Extracted records

━━━━━━

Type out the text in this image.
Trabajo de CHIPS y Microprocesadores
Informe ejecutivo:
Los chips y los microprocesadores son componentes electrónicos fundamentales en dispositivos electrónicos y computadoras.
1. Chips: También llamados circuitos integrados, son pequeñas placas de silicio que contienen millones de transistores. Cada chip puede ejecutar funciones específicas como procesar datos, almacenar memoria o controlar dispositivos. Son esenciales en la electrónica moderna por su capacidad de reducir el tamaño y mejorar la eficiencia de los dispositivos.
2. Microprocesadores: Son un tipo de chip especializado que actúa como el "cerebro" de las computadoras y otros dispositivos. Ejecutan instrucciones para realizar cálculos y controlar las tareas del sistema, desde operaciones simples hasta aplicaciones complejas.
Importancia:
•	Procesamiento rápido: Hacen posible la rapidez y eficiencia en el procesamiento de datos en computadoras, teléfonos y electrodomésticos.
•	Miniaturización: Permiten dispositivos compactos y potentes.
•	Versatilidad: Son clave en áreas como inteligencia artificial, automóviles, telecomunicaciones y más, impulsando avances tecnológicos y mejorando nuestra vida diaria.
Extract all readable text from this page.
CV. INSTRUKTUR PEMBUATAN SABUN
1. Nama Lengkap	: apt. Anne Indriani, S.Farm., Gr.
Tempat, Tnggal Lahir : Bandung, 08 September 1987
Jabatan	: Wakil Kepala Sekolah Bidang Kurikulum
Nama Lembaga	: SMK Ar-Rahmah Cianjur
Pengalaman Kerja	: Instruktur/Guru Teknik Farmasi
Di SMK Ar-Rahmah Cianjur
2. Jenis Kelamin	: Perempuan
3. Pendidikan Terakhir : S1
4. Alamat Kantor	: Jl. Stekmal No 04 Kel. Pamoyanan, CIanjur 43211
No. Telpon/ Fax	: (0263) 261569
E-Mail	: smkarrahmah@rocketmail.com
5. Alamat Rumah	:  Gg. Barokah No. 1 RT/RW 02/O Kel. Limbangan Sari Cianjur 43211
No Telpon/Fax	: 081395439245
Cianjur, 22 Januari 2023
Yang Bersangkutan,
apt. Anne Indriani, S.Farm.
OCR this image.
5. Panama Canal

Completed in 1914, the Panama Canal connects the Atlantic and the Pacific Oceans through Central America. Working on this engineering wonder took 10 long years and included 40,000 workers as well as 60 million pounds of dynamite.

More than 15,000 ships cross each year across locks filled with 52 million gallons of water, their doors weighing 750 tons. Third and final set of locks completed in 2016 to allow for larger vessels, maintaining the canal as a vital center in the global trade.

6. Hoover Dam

━━━━━━

Restate word for word the lines from the one holding "OCR this image." to the end of the listing, both ends included, and nothing more.

OCR this image.
5. Panama Canal

Completed in 1914, the Panama Canal connects the Atlantic and the Pacific Oceans through Central America. Working on this engineering wonder took 10 long years and included 40,000 workers as well as 60 million pounds of dynamite.

More than 15,000 ships cross each year across locks filled with 52 million gallons of water, their doors weighing 750 tons. Third and final set of locks completed in 2016 to allow for larger vessels, maintaining the canal as a vital center in the global trade.

6. Hoover Dam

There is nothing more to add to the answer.